■ WHAT YOU WILL DO
Leaving out the pictures, output the lines from the one that contains "Parse this chart and return its data as JSON." through the end of the material, exactly as they stand.

#### RECORDS SUPPLIED ####

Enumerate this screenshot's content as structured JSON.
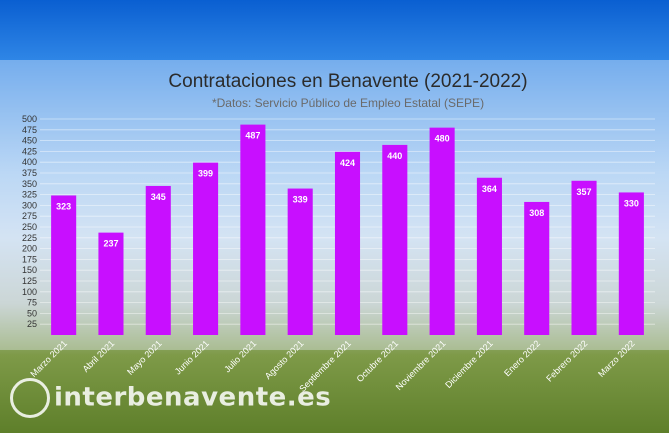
{
  "chart_data": {
    "type": "bar",
    "title": "Contrataciones en Benavente (2021-2022)",
    "subtitle": "*Datos: Servicio Público de Empleo Estatal (SEPE)",
    "categories": [
      "Marzo 2021",
      "Abril 2021",
      "Mayo 2021",
      "Junio 2021",
      "Julio 2021",
      "Agosto 2021",
      "Septiembre 2021",
      "Octubre 2021",
      "Noviembre 2021",
      "Diciembre 2021",
      "Enero 2022",
      "Febrero 2022",
      "Marzo 2022"
    ],
    "values": [
      323,
      237,
      345,
      399,
      487,
      339,
      424,
      440,
      480,
      364,
      308,
      357,
      330
    ],
    "yticks": [
      25,
      50,
      75,
      100,
      125,
      150,
      175,
      200,
      225,
      250,
      275,
      300,
      325,
      350,
      375,
      400,
      425,
      450,
      475,
      500
    ],
    "ylim": [
      0,
      500
    ],
    "grid": true,
    "bar_color": "#c80fff"
  },
  "watermark": "interbenavente.es"
}
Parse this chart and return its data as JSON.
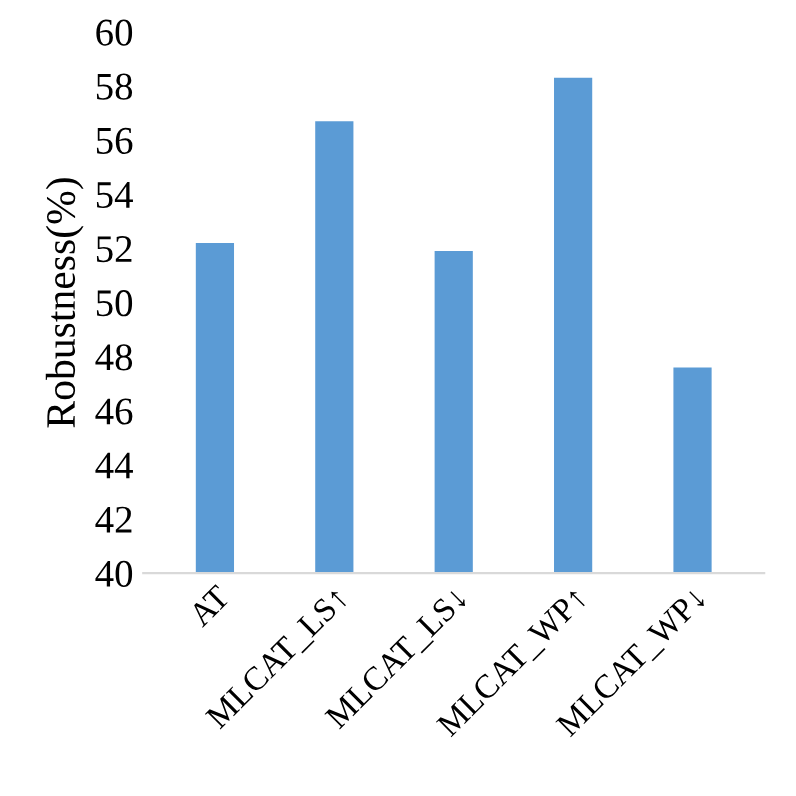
{
  "chart_data": {
    "type": "bar",
    "ylabel": "Robustness(%)",
    "categories": [
      "AT",
      "MLCAT_LS↑",
      "MLCAT_LS↓",
      "MLCAT_WP↑",
      "MLCAT_WP↓"
    ],
    "values": [
      52.2,
      56.7,
      51.9,
      58.3,
      47.6
    ],
    "color": "#5b9bd5",
    "ylim": [
      40,
      60
    ],
    "yticks": [
      40,
      42,
      44,
      46,
      48,
      50,
      52,
      54,
      56,
      58,
      60
    ],
    "grid": false
  }
}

####

■ RESULT FOR THIS EXERCISE
Parse this chart and return its data as JSON.
{
  "chart_data": {
    "type": "bar",
    "ylabel": "Robustness(%)",
    "categories": [
      "AT",
      "MLCAT_LS↑",
      "MLCAT_LS↓",
      "MLCAT_WP↑",
      "MLCAT_WP↓"
    ],
    "values": [
      52.2,
      56.7,
      51.9,
      58.3,
      47.6
    ],
    "color": "#5b9bd5",
    "ylim": [
      40,
      60
    ],
    "yticks": [
      40,
      42,
      44,
      46,
      48,
      50,
      52,
      54,
      56,
      58,
      60
    ],
    "grid": false
  }
}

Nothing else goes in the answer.